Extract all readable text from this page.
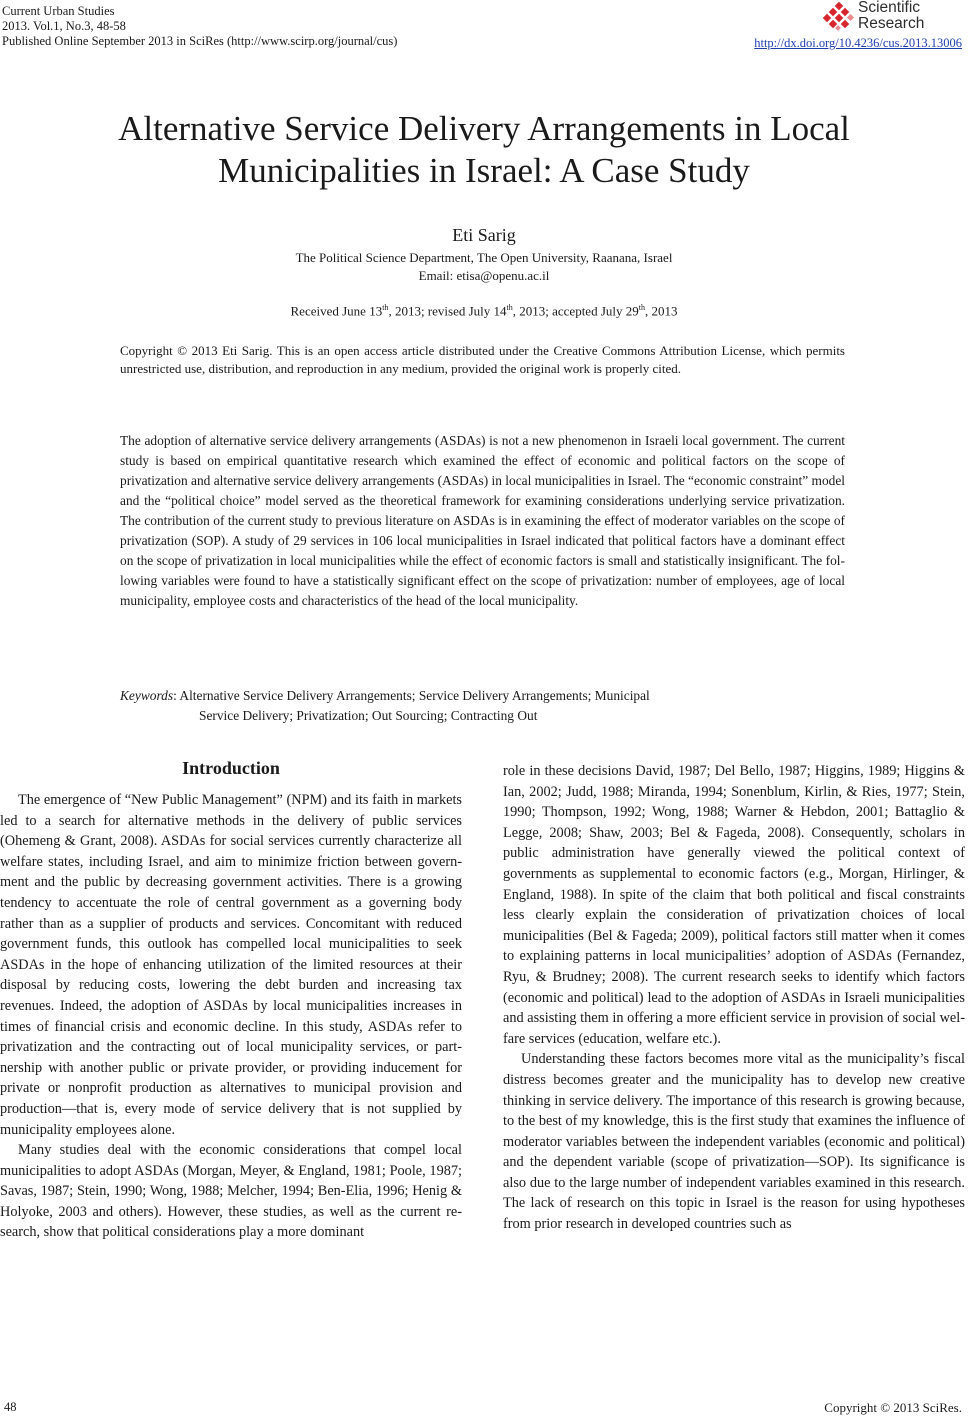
Current Urban Studies
2013. Vol.1, No.3, 48-58
Published Online September 2013 in SciRes (http://www.scirp.org/journal/cus)
Scientific
Research
http://dx.doi.org/10.4236/cus.2013.13006
Alternative Service Delivery Arrangements in Local
Municipalities in Israel: A Case Study
Eti Sarig
The Political Science Department, The Open University, Raanana, Israel
Email: etisa@openu.ac.il
Received June 13th, 2013; revised July 14th, 2013; accepted July 29th, 2013
Copyright © 2013 Eti Sarig. This is an open access article distributed under the Creative Commons Attribution License, which permits unrestricted use, distribution, and reproduction in any medium, provided the original work is properly cited.
The adoption of alternative service delivery arrangements (ASDAs) is not a new phenomenon in Israeli local government. The current study is based on empirical quantitative research which examined the effect of economic and political factors on the scope of privatization and alternative service delivery arrangements (ASDAs) in local municipalities in Israel. The “economic constraint” model and the “political choice” model served as the theoretical framework for examining considerations underlying service privatization. The contribution of the current study to previous literature on ASDAs is in examining the effect of moderator variables on the scope of privatization (SOP). A study of 29 services in 106 local municipalities in Israel indicated that political factors have a dominant effect on the scope of privatization in local municipalities while the effect of economic factors is small and statistically insignificant. The following variables were found to have a statistically significant effect on the scope of privatization: number of employees, age of local municipality, employee costs and characteristics of the head of the local municipality.
Keywords: Alternative Service Delivery Arrangements; Service Delivery Arrangements; Municipal
Service Delivery; Privatization; Out Sourcing; Contracting Out
Introduction

The emergence of “New Public Management” (NPM) and its faith in markets led to a search for alternative methods in the delivery of public services (Ohemeng & Grant, 2008). ASDAs for social services currently characterize all welfare states, including Israel, and aim to minimize friction between government and the public by decreasing government activities. There is a growing tendency to accentuate the role of central government as a governing body rather than as a supplier of products and services. Concomitant with reduced government funds, this outlook has compelled local municipalities to seek ASDAs in the hope of enhancing utilization of the limited resources at their disposal by reducing costs, lowering the debt burden and increasing tax revenues. Indeed, the adoption of ASDAs by local municipalities increases in times of financial crisis and economic decline. In this study, ASDAs refer to privatization and the contracting out of local municipality services, or partnership with another public or private provider, or providing inducement for private or nonprofit production as alternatives to municipal provision and production—that is, every mode of service delivery that is not supplied by municipality employees alone.

Many studies deal with the economic considerations that compel local municipalities to adopt ASDAs (Morgan, Meyer, & England, 1981; Poole, 1987; Savas, 1987; Stein, 1990; Wong, 1988; Melcher, 1994; Ben-Elia, 1996; Henig & Holyoke, 2003 and others). However, these studies, as well as the current research, show that political considerations play a more dominant

role in these decisions David, 1987; Del Bello, 1987; Higgins, 1989; Higgins & Ian, 2002; Judd, 1988; Miranda, 1994; Sonenblum, Kirlin, & Ries, 1977; Stein, 1990; Thompson, 1992; Wong, 1988; Warner & Hebdon, 2001; Battaglio & Legge, 2008; Shaw, 2003; Bel & Fageda, 2008). Consequently, scholars in public administration have generally viewed the political context of governments as supplemental to economic factors (e.g., Morgan, Hirlinger, & England, 1988). In spite of the claim that both political and fiscal constraints less clearly explain the consideration of privatization choices of local municipalities (Bel & Fageda; 2009), political factors still matter when it comes to explaining patterns in local municipalities’ adoption of ASDAs (Fernandez, Ryu, & Brudney; 2008). The current research seeks to identify which factors (economic and political) lead to the adoption of ASDAs in Israeli municipalities and assisting them in offering a more efficient service in provision of social welfare services (education, welfare etc.).

Understanding these factors becomes more vital as the municipality’s fiscal distress becomes greater and the municipality has to develop new creative thinking in service delivery. The importance of this research is growing because, to the best of my knowledge, this is the first study that examines the influence of moderator variables between the independent variables (economic and political) and the dependent variable (scope of privatization—SOP). Its significance is also due to the large number of independent variables examined in this research. The lack of research on this topic in Israel is the reason for using hypotheses from prior research in developed countries such as

48	Copyright © 2013 SciRes.
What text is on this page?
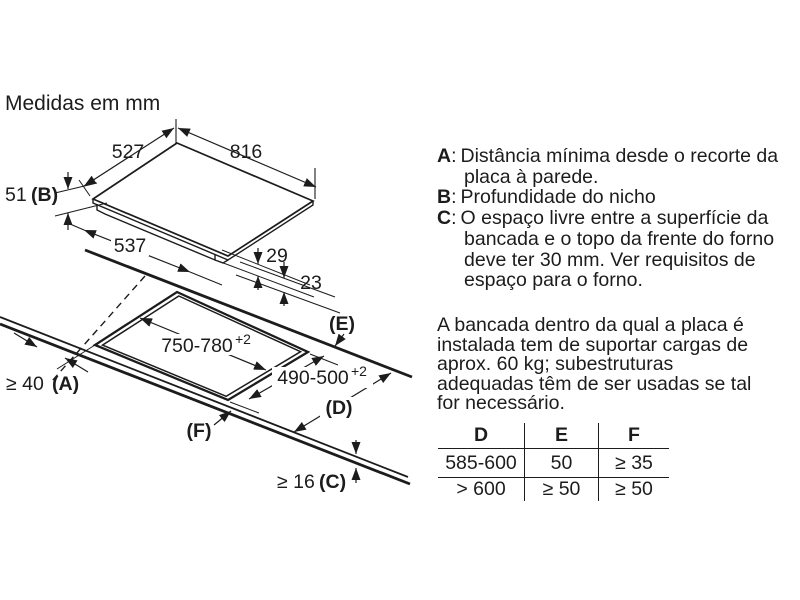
527	816
51 (B)
537	29
23
750-780 +2
490-500 +2
(D)
(E)
(F)
≥ 40 (A)
≥ 16 (C)
Medidas em mm
A : Distância mínima desde o recorte da placa à parede.
B : Profundidade do nicho
C : O espaço livre entre a superfície da bancada e o topo da frente do forno deve ter 30 mm. Ver requisitos de espaço para o forno.
A bancada dentro da qual a placa é instalada tem de suportar cargas de aprox. 60 kg; subestruturas adequadas têm de ser usadas se tal for necessário.
D	E	F
585-600	50	≥ 35
> 600	≥ 50	≥ 50
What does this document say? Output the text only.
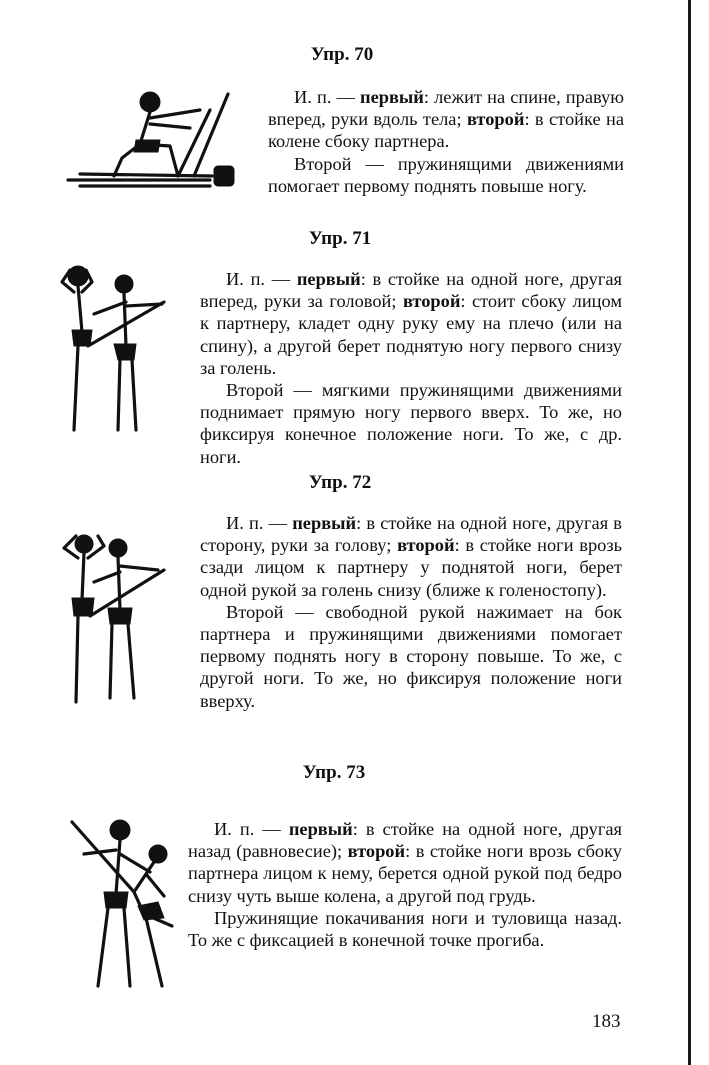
Упр. 70

И. п. — первый: лежит на спине, правую вперед, руки вдоль тела; второй: в стойке на колене сбоку партнера.

Второй — пружинящими движениями помогает первому поднять повыше ногу.

Упр. 71

И. п. — первый: в стойке на одной ноге, другая вперед, руки за головой; второй: стоит сбоку лицом к партнеру, кладет одну руку ему на плечо (или на спину), а другой берет поднятую ногу первого снизу за голень.

Второй — мягкими пружинящими движениями поднимает прямую ногу первого вверх. То же, но фиксируя конечное положение ноги. То же, с др. ноги.

Упр. 72

И. п. — первый: в стойке на одной ноге, другая в сторону, руки за голову; второй: в стойке ноги врозь сзади лицом к партнеру у поднятой ноги, берет одной рукой за голень снизу (ближе к голеностопу).

Второй — свободной рукой нажимает на бок партнера и пружинящими движениями помогает первому поднять ногу в сторону повыше. То же, с другой ноги. То же, но фиксируя положение ноги вверху.

Упр. 73

И. п. — первый: в стойке на одной ноге, другая назад (равновесие); второй: в стойке ноги врозь сбоку партнера лицом к нему, берется одной рукой под бедро снизу чуть выше колена, а другой под грудь.

Пружинящие покачивания ноги и туловища назад. То же с фиксацией в конечной точке прогиба.

183
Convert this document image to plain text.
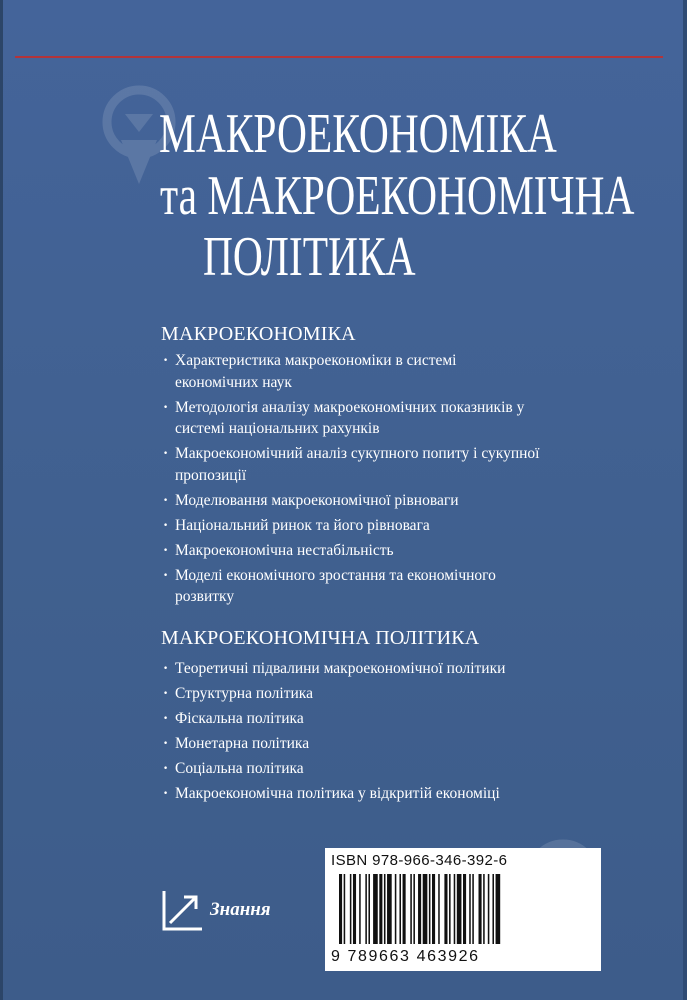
МАКРОЕКОНОМІКА
та МАКРОЕКОНОМІЧНА
ПОЛІТИКА
МАКРОЕКОНОМІКА
· Характеристика макроекономіки в системі економічних наук
· Методологія аналізу макроекономічних показників у системі національних рахунків
· Макроекономічний аналіз сукупного попиту і сукупної пропозиції
· Моделювання макроекономічної рівноваги
· Національний ринок та його рівновага
· Макроекономічна нестабільність
· Моделі економічного зростання та економічного розвитку
МАКРОЕКОНОМІЧНА ПОЛІТИКА
· Теоретичні підвалини макроекономічної політики
· Структурна політика
· Фіскальна політика
· Монетарна політика
· Соціальна політика
· Макроекономічна політика у відкритій економіці
Знання
ISBN 978-966-346-392-6
9 789663 463926
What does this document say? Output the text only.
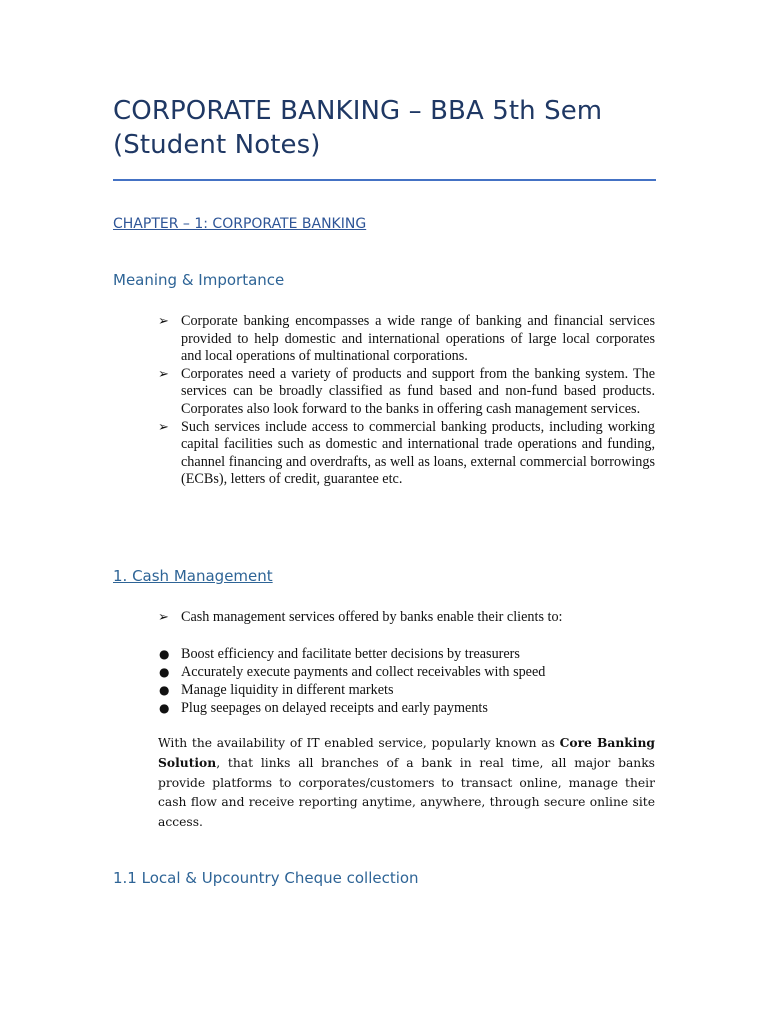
CORPORATE BANKING – BBA 5th Sem (Student Notes)
CHAPTER – 1: CORPORATE BANKING
Meaning & Importance
➢ Corporate banking encompasses a wide range of banking and financial services provided to help domestic and international operations of large local corporates and local operations of multinational corporations.
➢ Corporates need a variety of products and support from the banking system. The services can be broadly classified as fund based and non-fund based products. Corporates also look forward to the banks in offering cash management services.
➢ Such services include access to commercial banking products, including working capital facilities such as domestic and international trade operations and funding, channel financing and overdrafts, as well as loans, external commercial borrowings (ECBs), letters of credit, guarantee etc.
1. Cash Management
➢ Cash management services offered by banks enable their clients to:
● Boost efficiency and facilitate better decisions by treasurers
● Accurately execute payments and collect receivables with speed
● Manage liquidity in different markets
● Plug seepages on delayed receipts and early payments

With the availability of IT enabled service, popularly known as Core Banking Solution, that links all branches of a bank in real time, all major banks provide platforms to corporates/customers to transact online, manage their cash flow and receive reporting anytime, anywhere, through secure online site access.

1.1 Local & Upcountry Cheque collection
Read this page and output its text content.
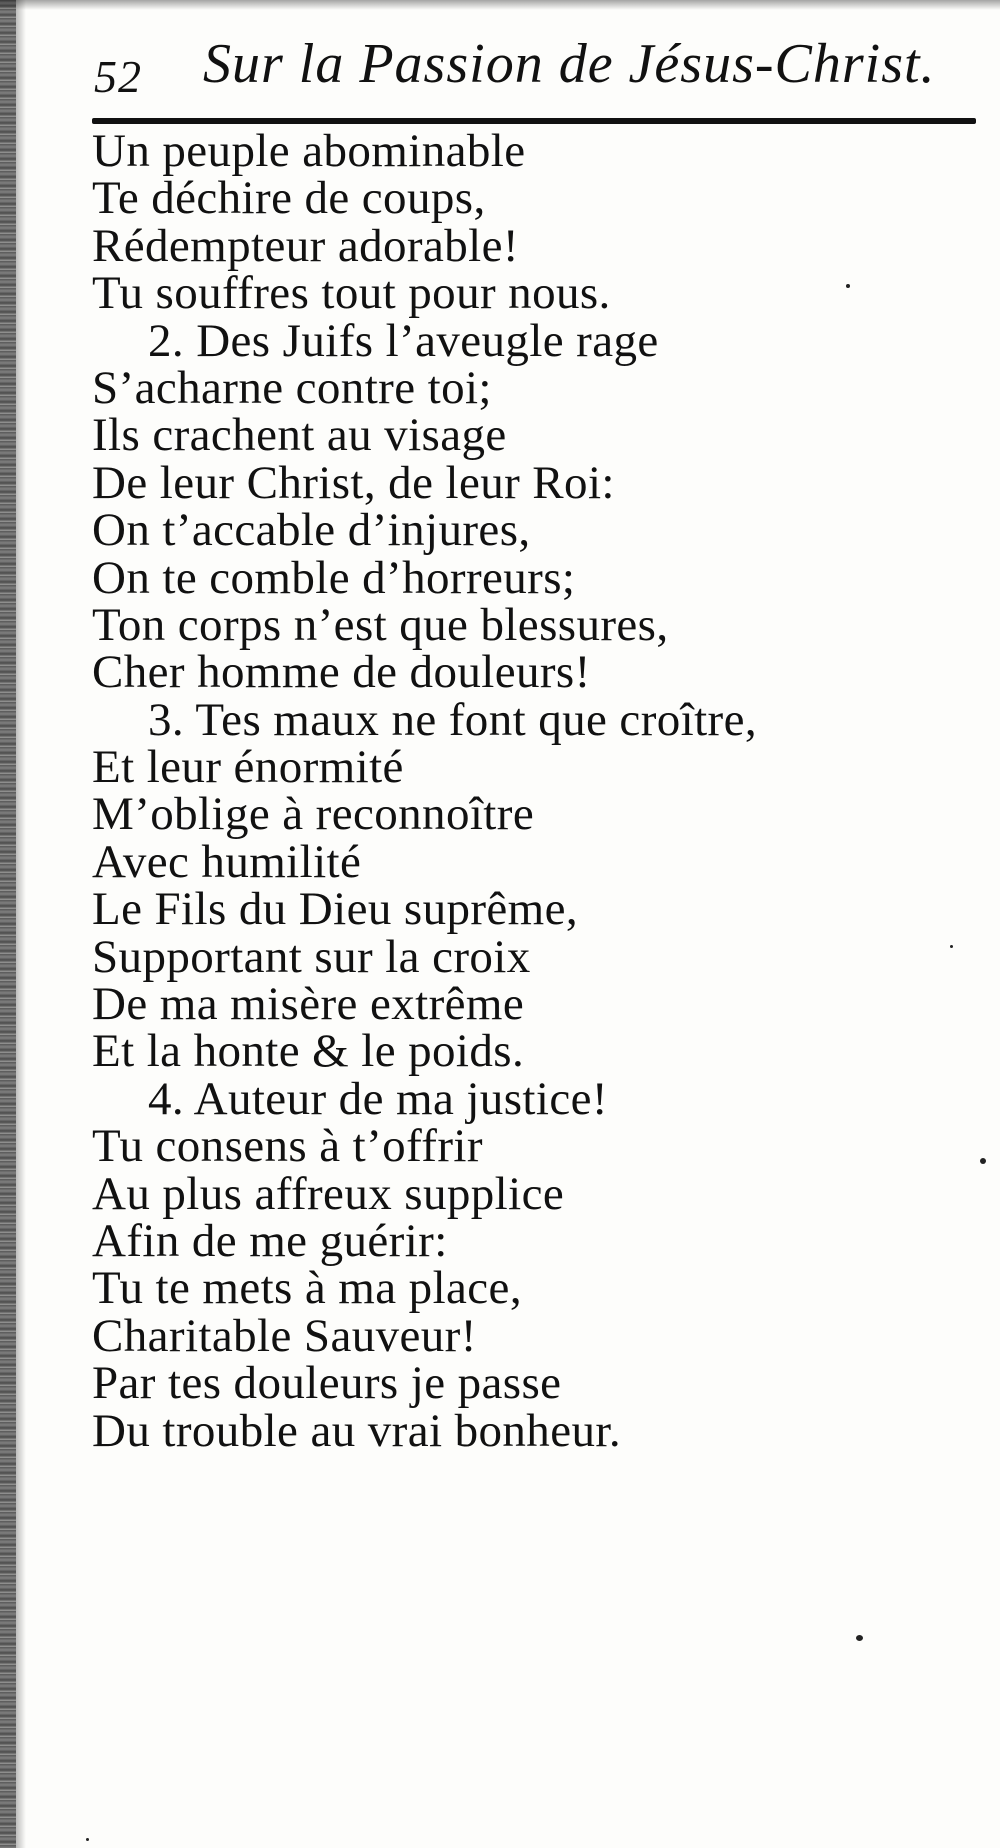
52 Sur la Passion de Jésus-Christ.
Un peuple abominable
Te déchire de coups,
Rédempteur adorable!
Tu souffres tout pour nous.
2. Des Juifs l’aveugle rage
S’acharne contre toi;
Ils crachent au visage
De leur Christ, de leur Roi:
On t’accable d’injures,
On te comble d’horreurs;
Ton corps n’est que blessures,
Cher homme de douleurs!
3. Tes maux ne font que croître,
Et leur énormité
M’oblige à reconnoître
Avec humilité
Le Fils du Dieu suprême,
Supportant sur la croix
De ma misère extrême
Et la honte & le poids.
4. Auteur de ma justice!
Tu consens à t’offrir
Au plus affreux supplice
Afin de me guérir:
Tu te mets à ma place,
Charitable Sauveur!
Par tes douleurs je passe
Du trouble au vrai bonheur.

• WORK REQUIRED: Every line holding "партнера" should be copied out.

• THE SOLUTION:
И. п. — первый: лежит на спине, правую вперед, руки вдоль тела; второй: в стойке на колене сбоку партнера.
Второй — свободной рукой нажимает на бок партнера и пружинящими движениями помогает первому поднять ногу в сторону повыше. То же, с другой ноги. То же, но фиксируя положение ноги вверху.
И. п. — первый: в стойке на одной ноге, другая назад (равновесие); второй: в стойке ноги врозь сбоку партнера лицом к нему, берется одной рукой под бедро снизу чуть выше колена, а другой под грудь.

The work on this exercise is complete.